(Figure dataset records)
#####

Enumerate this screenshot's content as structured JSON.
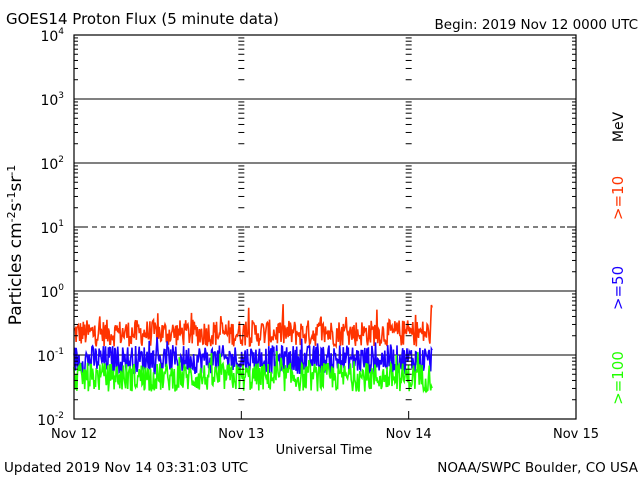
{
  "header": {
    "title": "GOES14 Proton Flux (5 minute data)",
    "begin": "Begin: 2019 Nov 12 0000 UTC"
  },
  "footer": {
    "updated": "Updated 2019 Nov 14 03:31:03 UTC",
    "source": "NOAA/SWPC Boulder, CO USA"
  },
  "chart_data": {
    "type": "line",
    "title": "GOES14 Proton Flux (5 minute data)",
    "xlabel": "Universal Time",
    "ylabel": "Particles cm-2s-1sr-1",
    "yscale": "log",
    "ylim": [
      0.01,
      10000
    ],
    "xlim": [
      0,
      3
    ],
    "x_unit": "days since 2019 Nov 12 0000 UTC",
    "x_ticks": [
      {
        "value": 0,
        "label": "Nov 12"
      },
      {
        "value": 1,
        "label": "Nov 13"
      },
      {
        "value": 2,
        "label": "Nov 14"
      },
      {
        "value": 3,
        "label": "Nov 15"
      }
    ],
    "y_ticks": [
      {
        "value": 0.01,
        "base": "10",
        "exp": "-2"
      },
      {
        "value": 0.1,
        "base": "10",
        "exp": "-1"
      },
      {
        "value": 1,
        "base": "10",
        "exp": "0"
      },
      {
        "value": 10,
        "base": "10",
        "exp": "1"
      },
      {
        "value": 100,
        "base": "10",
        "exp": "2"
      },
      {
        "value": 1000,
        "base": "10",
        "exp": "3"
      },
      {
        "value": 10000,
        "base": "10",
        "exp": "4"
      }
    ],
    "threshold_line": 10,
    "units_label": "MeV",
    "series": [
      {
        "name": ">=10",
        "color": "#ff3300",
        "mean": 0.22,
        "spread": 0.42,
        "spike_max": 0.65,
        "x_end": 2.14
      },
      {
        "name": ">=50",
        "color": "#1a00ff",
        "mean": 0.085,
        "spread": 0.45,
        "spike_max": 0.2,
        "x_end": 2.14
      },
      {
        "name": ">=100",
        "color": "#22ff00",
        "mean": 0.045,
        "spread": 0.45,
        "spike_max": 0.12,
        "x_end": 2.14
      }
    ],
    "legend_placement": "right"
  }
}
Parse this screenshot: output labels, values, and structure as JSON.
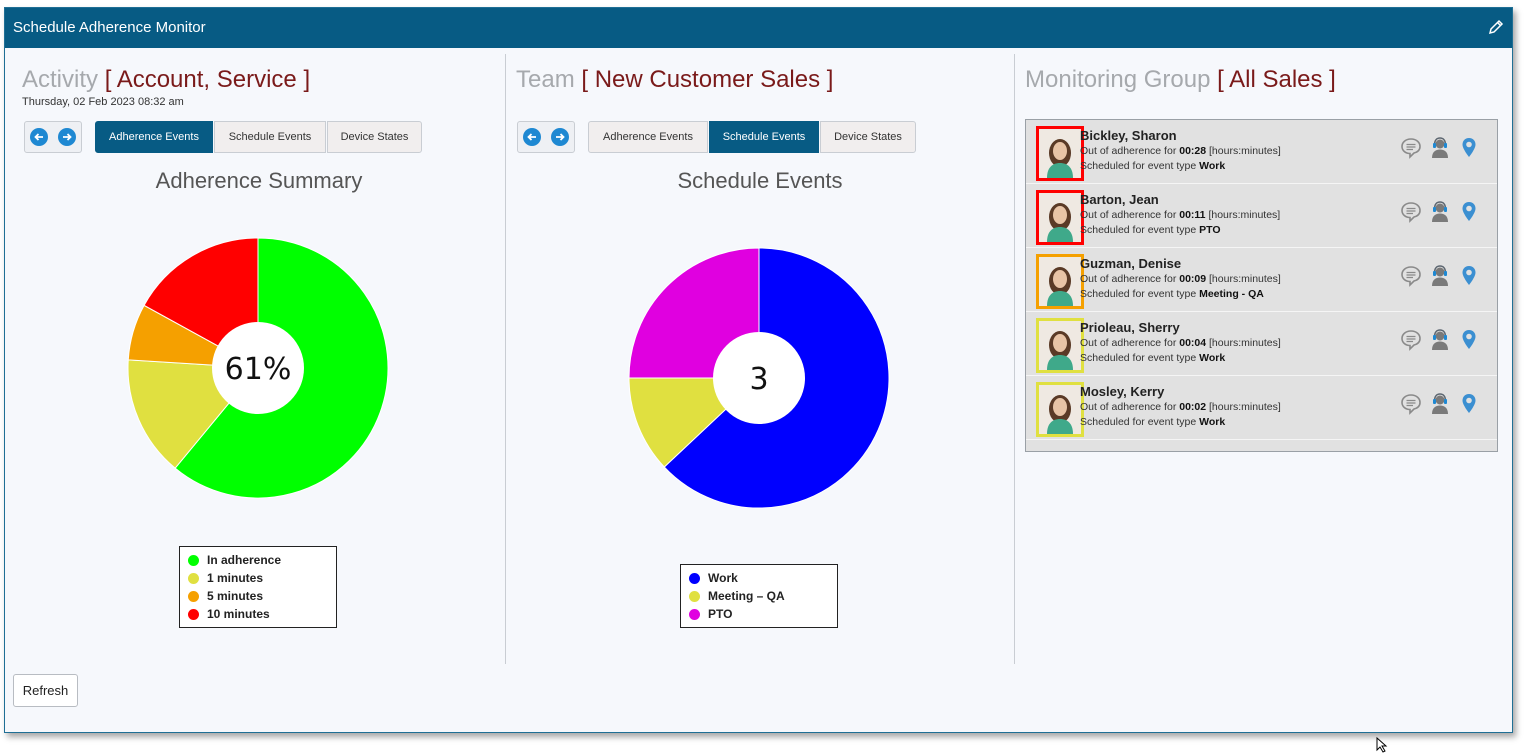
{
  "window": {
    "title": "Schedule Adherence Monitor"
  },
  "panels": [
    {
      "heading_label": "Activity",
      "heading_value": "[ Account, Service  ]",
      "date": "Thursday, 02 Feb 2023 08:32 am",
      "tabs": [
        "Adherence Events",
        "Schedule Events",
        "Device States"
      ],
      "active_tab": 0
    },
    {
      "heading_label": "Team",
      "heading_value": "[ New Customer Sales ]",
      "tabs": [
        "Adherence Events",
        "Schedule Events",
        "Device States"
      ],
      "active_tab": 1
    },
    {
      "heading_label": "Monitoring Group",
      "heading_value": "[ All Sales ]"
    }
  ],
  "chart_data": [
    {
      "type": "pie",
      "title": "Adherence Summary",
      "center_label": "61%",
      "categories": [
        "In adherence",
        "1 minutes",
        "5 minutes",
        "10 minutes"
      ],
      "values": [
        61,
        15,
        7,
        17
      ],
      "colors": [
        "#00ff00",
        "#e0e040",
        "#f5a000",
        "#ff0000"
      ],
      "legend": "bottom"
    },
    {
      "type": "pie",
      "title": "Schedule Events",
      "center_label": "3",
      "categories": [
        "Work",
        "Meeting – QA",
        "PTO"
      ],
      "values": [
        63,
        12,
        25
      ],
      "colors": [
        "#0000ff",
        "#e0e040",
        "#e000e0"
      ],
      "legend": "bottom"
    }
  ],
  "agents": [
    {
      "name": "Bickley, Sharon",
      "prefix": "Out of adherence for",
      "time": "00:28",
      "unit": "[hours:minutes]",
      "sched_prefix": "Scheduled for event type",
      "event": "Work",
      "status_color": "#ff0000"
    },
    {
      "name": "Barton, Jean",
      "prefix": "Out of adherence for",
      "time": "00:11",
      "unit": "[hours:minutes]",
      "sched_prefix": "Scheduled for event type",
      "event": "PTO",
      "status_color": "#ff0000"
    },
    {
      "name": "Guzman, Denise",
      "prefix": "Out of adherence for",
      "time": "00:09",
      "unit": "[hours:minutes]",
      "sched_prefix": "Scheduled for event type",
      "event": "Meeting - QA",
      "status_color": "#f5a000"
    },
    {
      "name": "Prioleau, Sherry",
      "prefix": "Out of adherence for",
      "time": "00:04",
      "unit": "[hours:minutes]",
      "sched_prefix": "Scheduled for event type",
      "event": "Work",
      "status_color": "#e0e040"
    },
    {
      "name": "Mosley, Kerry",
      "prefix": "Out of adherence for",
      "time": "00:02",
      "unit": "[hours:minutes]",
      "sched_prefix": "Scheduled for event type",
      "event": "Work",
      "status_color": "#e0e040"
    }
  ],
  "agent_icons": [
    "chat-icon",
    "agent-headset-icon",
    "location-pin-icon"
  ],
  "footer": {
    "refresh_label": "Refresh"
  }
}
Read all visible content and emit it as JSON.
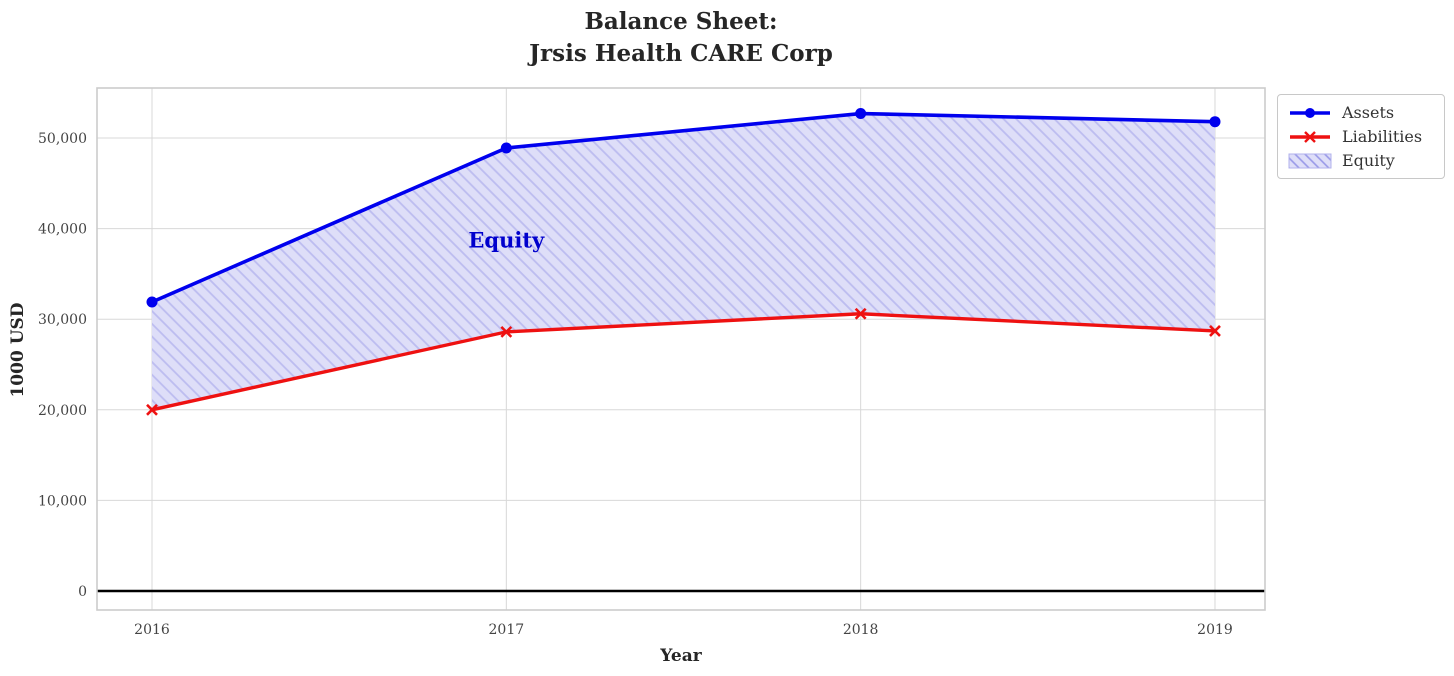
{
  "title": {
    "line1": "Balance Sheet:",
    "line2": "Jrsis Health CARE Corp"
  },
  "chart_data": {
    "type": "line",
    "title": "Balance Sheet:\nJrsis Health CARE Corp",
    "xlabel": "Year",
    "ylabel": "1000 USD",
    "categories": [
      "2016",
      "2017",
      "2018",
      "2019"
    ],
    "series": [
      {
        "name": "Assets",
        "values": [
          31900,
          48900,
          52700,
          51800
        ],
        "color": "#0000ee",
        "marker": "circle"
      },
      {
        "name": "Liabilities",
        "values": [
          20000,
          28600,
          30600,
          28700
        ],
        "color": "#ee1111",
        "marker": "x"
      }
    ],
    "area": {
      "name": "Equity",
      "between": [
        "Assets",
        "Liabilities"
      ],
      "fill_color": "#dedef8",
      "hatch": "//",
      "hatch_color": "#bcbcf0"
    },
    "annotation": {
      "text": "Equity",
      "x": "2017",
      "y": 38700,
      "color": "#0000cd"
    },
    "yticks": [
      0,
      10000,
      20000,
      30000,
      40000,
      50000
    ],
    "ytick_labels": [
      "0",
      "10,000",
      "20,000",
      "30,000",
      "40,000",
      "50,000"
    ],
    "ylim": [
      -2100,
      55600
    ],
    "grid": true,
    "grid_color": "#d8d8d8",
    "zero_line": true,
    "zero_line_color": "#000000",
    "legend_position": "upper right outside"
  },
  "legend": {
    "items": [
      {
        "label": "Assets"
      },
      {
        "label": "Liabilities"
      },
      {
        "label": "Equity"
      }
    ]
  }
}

#####

SET EXERCISE ::
Copy out all the entries exactly. Images stay out of the copy.

EXPECTED OUTPUT ::
Enumerate this screenshot's content as structured JSON.
{
  "header": {
    "title": "GOES14 Proton Flux (5 minute data)",
    "begin": "Begin: 2019 Nov 12 0000 UTC"
  },
  "footer": {
    "updated": "Updated 2019 Nov 14 03:31:03 UTC",
    "source": "NOAA/SWPC Boulder, CO USA"
  },
  "chart_data": {
    "type": "line",
    "title": "GOES14 Proton Flux (5 minute data)",
    "xlabel": "Universal Time",
    "ylabel": "Particles cm-2s-1sr-1",
    "yscale": "log",
    "ylim": [
      0.01,
      10000
    ],
    "xlim": [
      0,
      3
    ],
    "x_unit": "days since 2019 Nov 12 0000 UTC",
    "x_ticks": [
      {
        "value": 0,
        "label": "Nov 12"
      },
      {
        "value": 1,
        "label": "Nov 13"
      },
      {
        "value": 2,
        "label": "Nov 14"
      },
      {
        "value": 3,
        "label": "Nov 15"
      }
    ],
    "y_ticks": [
      {
        "value": 0.01,
        "base": "10",
        "exp": "-2"
      },
      {
        "value": 0.1,
        "base": "10",
        "exp": "-1"
      },
      {
        "value": 1,
        "base": "10",
        "exp": "0"
      },
      {
        "value": 10,
        "base": "10",
        "exp": "1"
      },
      {
        "value": 100,
        "base": "10",
        "exp": "2"
      },
      {
        "value": 1000,
        "base": "10",
        "exp": "3"
      },
      {
        "value": 10000,
        "base": "10",
        "exp": "4"
      }
    ],
    "threshold_line": 10,
    "units_label": "MeV",
    "series": [
      {
        "name": ">=10",
        "color": "#ff3300",
        "mean": 0.22,
        "spread": 0.42,
        "spike_max": 0.65,
        "x_end": 2.14
      },
      {
        "name": ">=50",
        "color": "#1a00ff",
        "mean": 0.085,
        "spread": 0.45,
        "spike_max": 0.2,
        "x_end": 2.14
      },
      {
        "name": ">=100",
        "color": "#22ff00",
        "mean": 0.045,
        "spread": 0.45,
        "spike_max": 0.12,
        "x_end": 2.14
      }
    ],
    "legend_placement": "right"
  }
}
Parse this screenshot: output labels, values, and structure as JSON.
{
  "window": {
    "title": "Schedule Adherence Monitor"
  },
  "panels": [
    {
      "heading_label": "Activity",
      "heading_value": "[ Account, Service  ]",
      "date": "Thursday, 02 Feb 2023 08:32 am",
      "tabs": [
        "Adherence Events",
        "Schedule Events",
        "Device States"
      ],
      "active_tab": 0
    },
    {
      "heading_label": "Team",
      "heading_value": "[ New Customer Sales ]",
      "tabs": [
        "Adherence Events",
        "Schedule Events",
        "Device States"
      ],
      "active_tab": 1
    },
    {
      "heading_label": "Monitoring Group",
      "heading_value": "[ All Sales ]"
    }
  ],
  "chart_data": [
    {
      "type": "pie",
      "title": "Adherence Summary",
      "center_label": "61%",
      "categories": [
        "In adherence",
        "1 minutes",
        "5 minutes",
        "10 minutes"
      ],
      "values": [
        61,
        15,
        7,
        17
      ],
      "colors": [
        "#00ff00",
        "#e0e040",
        "#f5a000",
        "#ff0000"
      ],
      "legend": "bottom"
    },
    {
      "type": "pie",
      "title": "Schedule Events",
      "center_label": "3",
      "categories": [
        "Work",
        "Meeting – QA",
        "PTO"
      ],
      "values": [
        63,
        12,
        25
      ],
      "colors": [
        "#0000ff",
        "#e0e040",
        "#e000e0"
      ],
      "legend": "bottom"
    }
  ],
  "agents": [
    {
      "name": "Bickley, Sharon",
      "prefix": "Out of adherence for",
      "time": "00:28",
      "unit": "[hours:minutes]",
      "sched_prefix": "Scheduled for event type",
      "event": "Work",
      "status_color": "#ff0000"
    },
    {
      "name": "Barton, Jean",
      "prefix": "Out of adherence for",
      "time": "00:11",
      "unit": "[hours:minutes]",
      "sched_prefix": "Scheduled for event type",
      "event": "PTO",
      "status_color": "#ff0000"
    },
    {
      "name": "Guzman, Denise",
      "prefix": "Out of adherence for",
      "time": "00:09",
      "unit": "[hours:minutes]",
      "sched_prefix": "Scheduled for event type",
      "event": "Meeting - QA",
      "status_color": "#f5a000"
    },
    {
      "name": "Prioleau, Sherry",
      "prefix": "Out of adherence for",
      "time": "00:04",
      "unit": "[hours:minutes]",
      "sched_prefix": "Scheduled for event type",
      "event": "Work",
      "status_color": "#e0e040"
    },
    {
      "name": "Mosley, Kerry",
      "prefix": "Out of adherence for",
      "time": "00:02",
      "unit": "[hours:minutes]",
      "sched_prefix": "Scheduled for event type",
      "event": "Work",
      "status_color": "#e0e040"
    }
  ],
  "agent_icons": [
    "chat-icon",
    "agent-headset-icon",
    "location-pin-icon"
  ],
  "footer": {
    "refresh_label": "Refresh"
  }
}
Read all visible content and emit it as JSON.
{
  "title": {
    "line1": "Balance Sheet:",
    "line2": "Jrsis Health CARE Corp"
  },
  "chart_data": {
    "type": "line",
    "title": "Balance Sheet:\nJrsis Health CARE Corp",
    "xlabel": "Year",
    "ylabel": "1000 USD",
    "categories": [
      "2016",
      "2017",
      "2018",
      "2019"
    ],
    "series": [
      {
        "name": "Assets",
        "values": [
          31900,
          48900,
          52700,
          51800
        ],
        "color": "#0000ee",
        "marker": "circle"
      },
      {
        "name": "Liabilities",
        "values": [
          20000,
          28600,
          30600,
          28700
        ],
        "color": "#ee1111",
        "marker": "x"
      }
    ],
    "area": {
      "name": "Equity",
      "between": [
        "Assets",
        "Liabilities"
      ],
      "fill_color": "#dedef8",
      "hatch": "//",
      "hatch_color": "#bcbcf0"
    },
    "annotation": {
      "text": "Equity",
      "x": "2017",
      "y": 38700,
      "color": "#0000cd"
    },
    "yticks": [
      0,
      10000,
      20000,
      30000,
      40000,
      50000
    ],
    "ytick_labels": [
      "0",
      "10,000",
      "20,000",
      "30,000",
      "40,000",
      "50,000"
    ],
    "ylim": [
      -2100,
      55600
    ],
    "grid": true,
    "grid_color": "#d8d8d8",
    "zero_line": true,
    "zero_line_color": "#000000",
    "legend_position": "upper right outside"
  },
  "legend": {
    "items": [
      {
        "label": "Assets"
      },
      {
        "label": "Liabilities"
      },
      {
        "label": "Equity"
      }
    ]
  }
}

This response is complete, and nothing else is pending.